* _Data records_:

- - -

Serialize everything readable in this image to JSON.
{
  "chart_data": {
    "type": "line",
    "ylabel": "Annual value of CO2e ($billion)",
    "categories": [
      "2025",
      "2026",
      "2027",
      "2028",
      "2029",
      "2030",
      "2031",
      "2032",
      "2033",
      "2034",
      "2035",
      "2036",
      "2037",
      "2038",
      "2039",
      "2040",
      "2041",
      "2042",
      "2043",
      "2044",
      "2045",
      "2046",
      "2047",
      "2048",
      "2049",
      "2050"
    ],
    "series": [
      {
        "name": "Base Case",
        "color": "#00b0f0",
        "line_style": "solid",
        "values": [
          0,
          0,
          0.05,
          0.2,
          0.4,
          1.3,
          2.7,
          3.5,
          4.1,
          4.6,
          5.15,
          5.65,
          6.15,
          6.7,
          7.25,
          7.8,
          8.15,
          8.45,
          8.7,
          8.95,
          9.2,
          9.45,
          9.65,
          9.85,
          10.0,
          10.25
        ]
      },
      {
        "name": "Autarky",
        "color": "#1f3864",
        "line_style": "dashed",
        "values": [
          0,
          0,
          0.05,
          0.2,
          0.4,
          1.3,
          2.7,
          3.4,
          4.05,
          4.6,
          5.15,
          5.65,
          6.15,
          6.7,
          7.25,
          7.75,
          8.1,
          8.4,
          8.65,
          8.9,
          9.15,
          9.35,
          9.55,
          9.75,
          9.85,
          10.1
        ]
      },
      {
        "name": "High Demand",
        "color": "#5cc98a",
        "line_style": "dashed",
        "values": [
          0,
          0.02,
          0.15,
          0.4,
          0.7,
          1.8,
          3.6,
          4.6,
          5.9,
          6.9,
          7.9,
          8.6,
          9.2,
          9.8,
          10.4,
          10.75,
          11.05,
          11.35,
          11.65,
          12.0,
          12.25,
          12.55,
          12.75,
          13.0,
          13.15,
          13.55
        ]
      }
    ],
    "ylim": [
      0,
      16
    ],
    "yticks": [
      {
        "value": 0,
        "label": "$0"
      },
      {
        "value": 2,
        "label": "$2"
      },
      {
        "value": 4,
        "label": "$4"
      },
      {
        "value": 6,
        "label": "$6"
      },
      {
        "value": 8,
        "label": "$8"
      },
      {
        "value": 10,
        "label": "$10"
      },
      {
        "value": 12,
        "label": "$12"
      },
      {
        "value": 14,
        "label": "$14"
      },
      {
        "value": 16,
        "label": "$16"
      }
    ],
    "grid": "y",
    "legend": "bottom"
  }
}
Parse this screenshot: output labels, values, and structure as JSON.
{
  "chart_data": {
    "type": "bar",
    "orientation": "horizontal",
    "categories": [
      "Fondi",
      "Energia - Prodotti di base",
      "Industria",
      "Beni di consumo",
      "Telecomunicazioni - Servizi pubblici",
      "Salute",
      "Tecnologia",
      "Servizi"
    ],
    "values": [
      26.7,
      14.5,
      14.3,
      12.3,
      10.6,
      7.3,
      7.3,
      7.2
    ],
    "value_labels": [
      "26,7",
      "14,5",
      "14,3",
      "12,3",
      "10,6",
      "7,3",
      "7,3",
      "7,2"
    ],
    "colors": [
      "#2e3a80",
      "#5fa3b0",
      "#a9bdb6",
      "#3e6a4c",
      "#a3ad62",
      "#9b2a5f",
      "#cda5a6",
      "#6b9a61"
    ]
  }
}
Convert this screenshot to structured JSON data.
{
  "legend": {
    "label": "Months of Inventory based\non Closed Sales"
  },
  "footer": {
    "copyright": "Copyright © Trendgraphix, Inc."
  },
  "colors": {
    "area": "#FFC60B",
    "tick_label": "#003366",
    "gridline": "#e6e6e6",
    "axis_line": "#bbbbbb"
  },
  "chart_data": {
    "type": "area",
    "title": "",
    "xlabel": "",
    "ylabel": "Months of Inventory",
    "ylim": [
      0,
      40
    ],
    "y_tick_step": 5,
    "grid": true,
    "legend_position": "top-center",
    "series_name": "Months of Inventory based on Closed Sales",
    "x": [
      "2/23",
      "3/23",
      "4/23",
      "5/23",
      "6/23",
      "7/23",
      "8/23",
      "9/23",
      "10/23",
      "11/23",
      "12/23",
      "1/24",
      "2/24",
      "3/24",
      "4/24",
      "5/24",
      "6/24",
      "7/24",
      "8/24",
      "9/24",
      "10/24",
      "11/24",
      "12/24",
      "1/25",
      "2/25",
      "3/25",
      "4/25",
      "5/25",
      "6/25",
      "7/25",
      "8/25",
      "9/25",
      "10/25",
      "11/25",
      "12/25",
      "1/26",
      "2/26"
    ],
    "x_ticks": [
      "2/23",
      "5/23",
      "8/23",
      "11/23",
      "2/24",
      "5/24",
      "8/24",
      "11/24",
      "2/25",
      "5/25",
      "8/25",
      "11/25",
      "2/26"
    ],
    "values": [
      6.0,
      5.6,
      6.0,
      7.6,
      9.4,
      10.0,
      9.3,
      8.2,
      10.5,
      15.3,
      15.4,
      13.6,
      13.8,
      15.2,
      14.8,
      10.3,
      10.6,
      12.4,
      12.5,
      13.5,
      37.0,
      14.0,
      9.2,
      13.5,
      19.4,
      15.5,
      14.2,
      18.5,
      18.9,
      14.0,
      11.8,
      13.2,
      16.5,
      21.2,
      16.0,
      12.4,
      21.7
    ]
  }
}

- - -

* _TASK TO COMPLETE_: Repeat every line of the data, exactly and in full.

* _TASK OUTPUT_:
Serialize everything readable in this image to JSON.
{
  "chart_data": {
    "type": "line",
    "ylabel": "Annual value of CO2e ($billion)",
    "categories": [
      "2025",
      "2026",
      "2027",
      "2028",
      "2029",
      "2030",
      "2031",
      "2032",
      "2033",
      "2034",
      "2035",
      "2036",
      "2037",
      "2038",
      "2039",
      "2040",
      "2041",
      "2042",
      "2043",
      "2044",
      "2045",
      "2046",
      "2047",
      "2048",
      "2049",
      "2050"
    ],
    "series": [
      {
        "name": "Base Case",
        "color": "#00b0f0",
        "line_style": "solid",
        "values": [
          0,
          0,
          0.05,
          0.2,
          0.4,
          1.3,
          2.7,
          3.5,
          4.1,
          4.6,
          5.15,
          5.65,
          6.15,
          6.7,
          7.25,
          7.8,
          8.15,
          8.45,
          8.7,
          8.95,
          9.2,
          9.45,
          9.65,
          9.85,
          10.0,
          10.25
        ]
      },
      {
        "name": "Autarky",
        "color": "#1f3864",
        "line_style": "dashed",
        "values": [
          0,
          0,
          0.05,
          0.2,
          0.4,
          1.3,
          2.7,
          3.4,
          4.05,
          4.6,
          5.15,
          5.65,
          6.15,
          6.7,
          7.25,
          7.75,
          8.1,
          8.4,
          8.65,
          8.9,
          9.15,
          9.35,
          9.55,
          9.75,
          9.85,
          10.1
        ]
      },
      {
        "name": "High Demand",
        "color": "#5cc98a",
        "line_style": "dashed",
        "values": [
          0,
          0.02,
          0.15,
          0.4,
          0.7,
          1.8,
          3.6,
          4.6,
          5.9,
          6.9,
          7.9,
          8.6,
          9.2,
          9.8,
          10.4,
          10.75,
          11.05,
          11.35,
          11.65,
          12.0,
          12.25,
          12.55,
          12.75,
          13.0,
          13.15,
          13.55
        ]
      }
    ],
    "ylim": [
      0,
      16
    ],
    "yticks": [
      {
        "value": 0,
        "label": "$0"
      },
      {
        "value": 2,
        "label": "$2"
      },
      {
        "value": 4,
        "label": "$4"
      },
      {
        "value": 6,
        "label": "$6"
      },
      {
        "value": 8,
        "label": "$8"
      },
      {
        "value": 10,
        "label": "$10"
      },
      {
        "value": 12,
        "label": "$12"
      },
      {
        "value": 14,
        "label": "$14"
      },
      {
        "value": 16,
        "label": "$16"
      }
    ],
    "grid": "y",
    "legend": "bottom"
  }
}
Parse this screenshot: output labels, values, and structure as JSON.
{
  "chart_data": {
    "type": "bar",
    "orientation": "horizontal",
    "categories": [
      "Fondi",
      "Energia - Prodotti di base",
      "Industria",
      "Beni di consumo",
      "Telecomunicazioni - Servizi pubblici",
      "Salute",
      "Tecnologia",
      "Servizi"
    ],
    "values": [
      26.7,
      14.5,
      14.3,
      12.3,
      10.6,
      7.3,
      7.3,
      7.2
    ],
    "value_labels": [
      "26,7",
      "14,5",
      "14,3",
      "12,3",
      "10,6",
      "7,3",
      "7,3",
      "7,2"
    ],
    "colors": [
      "#2e3a80",
      "#5fa3b0",
      "#a9bdb6",
      "#3e6a4c",
      "#a3ad62",
      "#9b2a5f",
      "#cda5a6",
      "#6b9a61"
    ]
  }
}
Convert this screenshot to structured JSON data.
{
  "legend": {
    "label": "Months of Inventory based\non Closed Sales"
  },
  "footer": {
    "copyright": "Copyright © Trendgraphix, Inc."
  },
  "colors": {
    "area": "#FFC60B",
    "tick_label": "#003366",
    "gridline": "#e6e6e6",
    "axis_line": "#bbbbbb"
  },
  "chart_data": {
    "type": "area",
    "title": "",
    "xlabel": "",
    "ylabel": "Months of Inventory",
    "ylim": [
      0,
      40
    ],
    "y_tick_step": 5,
    "grid": true,
    "legend_position": "top-center",
    "series_name": "Months of Inventory based on Closed Sales",
    "x": [
      "2/23",
      "3/23",
      "4/23",
      "5/23",
      "6/23",
      "7/23",
      "8/23",
      "9/23",
      "10/23",
      "11/23",
      "12/23",
      "1/24",
      "2/24",
      "3/24",
      "4/24",
      "5/24",
      "6/24",
      "7/24",
      "8/24",
      "9/24",
      "10/24",
      "11/24",
      "12/24",
      "1/25",
      "2/25",
      "3/25",
      "4/25",
      "5/25",
      "6/25",
      "7/25",
      "8/25",
      "9/25",
      "10/25",
      "11/25",
      "12/25",
      "1/26",
      "2/26"
    ],
    "x_ticks": [
      "2/23",
      "5/23",
      "8/23",
      "11/23",
      "2/24",
      "5/24",
      "8/24",
      "11/24",
      "2/25",
      "5/25",
      "8/25",
      "11/25",
      "2/26"
    ],
    "values": [
      6.0,
      5.6,
      6.0,
      7.6,
      9.4,
      10.0,
      9.3,
      8.2,
      10.5,
      15.3,
      15.4,
      13.6,
      13.8,
      15.2,
      14.8,
      10.3,
      10.6,
      12.4,
      12.5,
      13.5,
      37.0,
      14.0,
      9.2,
      13.5,
      19.4,
      15.5,
      14.2,
      18.5,
      18.9,
      14.0,
      11.8,
      13.2,
      16.5,
      21.2,
      16.0,
      12.4,
      21.7
    ]
  }
}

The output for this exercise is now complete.